= Beginning of Section =
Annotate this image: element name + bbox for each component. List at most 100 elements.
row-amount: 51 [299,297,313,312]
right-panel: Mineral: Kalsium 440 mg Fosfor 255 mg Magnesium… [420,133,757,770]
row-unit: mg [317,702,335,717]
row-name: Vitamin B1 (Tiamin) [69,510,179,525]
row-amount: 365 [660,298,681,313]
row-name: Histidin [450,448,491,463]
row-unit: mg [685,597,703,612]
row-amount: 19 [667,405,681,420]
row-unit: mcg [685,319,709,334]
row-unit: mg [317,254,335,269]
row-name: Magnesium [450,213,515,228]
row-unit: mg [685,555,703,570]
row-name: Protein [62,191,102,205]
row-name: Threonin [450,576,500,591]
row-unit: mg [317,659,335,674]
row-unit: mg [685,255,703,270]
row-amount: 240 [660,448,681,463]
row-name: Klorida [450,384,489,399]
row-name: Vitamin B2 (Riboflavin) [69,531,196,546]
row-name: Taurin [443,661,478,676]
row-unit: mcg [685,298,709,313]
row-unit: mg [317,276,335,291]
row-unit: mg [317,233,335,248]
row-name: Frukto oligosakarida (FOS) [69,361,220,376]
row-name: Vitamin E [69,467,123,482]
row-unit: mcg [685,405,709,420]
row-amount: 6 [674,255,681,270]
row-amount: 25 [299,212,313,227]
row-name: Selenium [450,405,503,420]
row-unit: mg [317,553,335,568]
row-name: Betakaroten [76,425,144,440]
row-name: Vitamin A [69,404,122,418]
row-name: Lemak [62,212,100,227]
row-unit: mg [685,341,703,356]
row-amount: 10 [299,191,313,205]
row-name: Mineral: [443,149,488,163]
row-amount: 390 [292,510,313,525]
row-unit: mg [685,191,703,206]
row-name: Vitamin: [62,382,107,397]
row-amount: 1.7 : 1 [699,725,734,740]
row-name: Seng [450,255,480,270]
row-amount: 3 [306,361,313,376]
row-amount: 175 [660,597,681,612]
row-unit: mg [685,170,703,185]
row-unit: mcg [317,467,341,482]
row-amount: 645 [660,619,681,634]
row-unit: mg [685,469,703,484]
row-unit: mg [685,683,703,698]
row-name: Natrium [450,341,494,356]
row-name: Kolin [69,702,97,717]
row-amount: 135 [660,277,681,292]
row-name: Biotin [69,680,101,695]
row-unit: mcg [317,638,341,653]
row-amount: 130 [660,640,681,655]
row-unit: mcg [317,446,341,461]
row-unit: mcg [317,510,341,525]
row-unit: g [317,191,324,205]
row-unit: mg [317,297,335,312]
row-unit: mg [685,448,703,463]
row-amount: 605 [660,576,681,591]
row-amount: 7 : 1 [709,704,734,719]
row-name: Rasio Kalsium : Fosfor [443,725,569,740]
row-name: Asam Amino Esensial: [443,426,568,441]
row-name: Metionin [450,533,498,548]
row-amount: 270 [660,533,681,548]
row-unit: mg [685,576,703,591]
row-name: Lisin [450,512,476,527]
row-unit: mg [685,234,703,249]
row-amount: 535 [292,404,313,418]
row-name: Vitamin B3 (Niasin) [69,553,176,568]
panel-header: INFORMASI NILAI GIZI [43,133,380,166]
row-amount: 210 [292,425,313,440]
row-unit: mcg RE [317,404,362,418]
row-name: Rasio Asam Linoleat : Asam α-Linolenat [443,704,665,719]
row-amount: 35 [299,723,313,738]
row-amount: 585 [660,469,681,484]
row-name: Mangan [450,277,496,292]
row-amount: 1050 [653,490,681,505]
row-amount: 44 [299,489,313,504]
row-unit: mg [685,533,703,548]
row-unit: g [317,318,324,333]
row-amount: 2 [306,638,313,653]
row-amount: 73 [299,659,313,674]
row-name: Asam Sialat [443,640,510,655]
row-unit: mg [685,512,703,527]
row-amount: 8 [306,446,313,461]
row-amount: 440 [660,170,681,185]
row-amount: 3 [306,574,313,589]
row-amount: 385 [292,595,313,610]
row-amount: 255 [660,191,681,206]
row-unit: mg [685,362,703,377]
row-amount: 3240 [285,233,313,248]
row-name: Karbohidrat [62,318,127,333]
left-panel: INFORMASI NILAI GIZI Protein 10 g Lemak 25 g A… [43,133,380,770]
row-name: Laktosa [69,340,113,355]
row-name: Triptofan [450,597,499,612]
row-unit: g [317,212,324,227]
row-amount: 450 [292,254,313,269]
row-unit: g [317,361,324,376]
= End of Section =
Output an exact copy of the listing.

Output for this exercise:
Annotate this image: element name + bbox for each component. List at most 100 elements.
row-amount: 51 [299,297,313,312]
right-panel: Mineral: Kalsium 440 mg Fosfor 255 mg Magnesium… [420,133,757,770]
row-unit: mg [317,702,335,717]
row-name: Vitamin B1 (Tiamin) [69,510,179,525]
row-amount: 365 [660,298,681,313]
row-name: Histidin [450,448,491,463]
row-unit: mg [685,597,703,612]
row-amount: 19 [667,405,681,420]
row-unit: mcg [685,319,709,334]
row-unit: mg [317,254,335,269]
row-name: Magnesium [450,213,515,228]
row-unit: mg [685,555,703,570]
row-name: Protein [62,191,102,205]
row-name: Threonin [450,576,500,591]
row-unit: mg [317,659,335,674]
row-unit: mg [685,255,703,270]
row-amount: 240 [660,448,681,463]
row-name: Klorida [450,384,489,399]
row-name: Vitamin B2 (Riboflavin) [69,531,196,546]
row-name: Taurin [443,661,478,676]
row-unit: mcg [685,298,709,313]
row-unit: mg [317,276,335,291]
row-unit: mg [317,233,335,248]
row-name: Frukto oligosakarida (FOS) [69,361,220,376]
row-name: Vitamin E [69,467,123,482]
row-unit: mcg [685,405,709,420]
row-amount: 6 [674,255,681,270]
row-amount: 25 [299,212,313,227]
row-name: Selenium [450,405,503,420]
row-unit: mg [317,553,335,568]
row-name: Betakaroten [76,425,144,440]
row-name: Vitamin A [69,404,122,418]
row-name: Lemak [62,212,100,227]
row-unit: mg [685,341,703,356]
row-amount: 10 [299,191,313,205]
row-name: Mineral: [443,149,488,163]
row-amount: 390 [292,510,313,525]
row-unit: mg [685,191,703,206]
row-name: Vitamin: [62,382,107,397]
row-amount: 1.7 : 1 [699,725,734,740]
row-name: Seng [450,255,480,270]
row-amount: 3 [306,361,313,376]
row-amount: 175 [660,597,681,612]
row-unit: mg [685,170,703,185]
row-unit: mcg [317,467,341,482]
row-amount: 645 [660,619,681,634]
row-unit: mg [685,469,703,484]
row-unit: mg [685,683,703,698]
row-name: Natrium [450,341,494,356]
row-name: Kolin [69,702,97,717]
row-amount: 135 [660,277,681,292]
row-name: Biotin [69,680,101,695]
row-unit: mcg [317,638,341,653]
row-amount: 130 [660,640,681,655]
row-unit: mcg [317,446,341,461]
row-unit: mcg [317,510,341,525]
row-unit: g [317,191,324,205]
row-unit: mg [317,297,335,312]
row-unit: mg [685,448,703,463]
row-amount: 605 [660,576,681,591]
row-amount: 7 : 1 [709,704,734,719]
row-name: Rasio Kalsium : Fosfor [443,725,569,740]
row-name: Asam Amino Esensial: [443,426,568,441]
row-name: Metionin [450,533,498,548]
row-amount: 270 [660,533,681,548]
row-unit: mg [685,576,703,591]
row-name: Lisin [450,512,476,527]
row-unit: mg [685,234,703,249]
row-amount: 535 [292,404,313,418]
row-name: Vitamin B3 (Niasin) [69,553,176,568]
panel-header: INFORMASI NILAI GIZI [43,133,380,166]
row-amount: 210 [292,425,313,440]
row-unit: mcg RE [317,404,362,418]
row-name: Rasio Asam Linoleat : Asam α-Linolenat [443,704,665,719]
row-amount: 35 [299,723,313,738]
row-amount: 585 [660,469,681,484]
row-name: Mangan [450,277,496,292]
row-amount: 1050 [653,490,681,505]
row-amount: 44 [299,489,313,504]
row-unit: mg [685,533,703,548]
row-unit: g [317,318,324,333]
row-amount: 2 [306,638,313,653]
row-amount: 73 [299,659,313,674]
row-name: Asam Sialat [443,640,510,655]
row-unit: mg [685,512,703,527]
row-amount: 8 [306,446,313,461]
row-amount: 440 [660,170,681,185]
row-amount: 3 [306,574,313,589]
row-amount: 385 [292,595,313,610]
row-amount: 255 [660,191,681,206]
row-unit: mg [685,362,703,377]
row-amount: 3240 [285,233,313,248]
row-name: Karbohidrat [62,318,127,333]
left-panel: INFORMASI NILAI GIZI Protein 10 g Lemak 25 g A… [43,133,380,770]
row-name: Laktosa [69,340,113,355]
row-name: Triptofan [450,597,499,612]
row-unit: g [317,212,324,227]
row-amount: 450 [292,254,313,269]
row-unit: g [317,361,324,376]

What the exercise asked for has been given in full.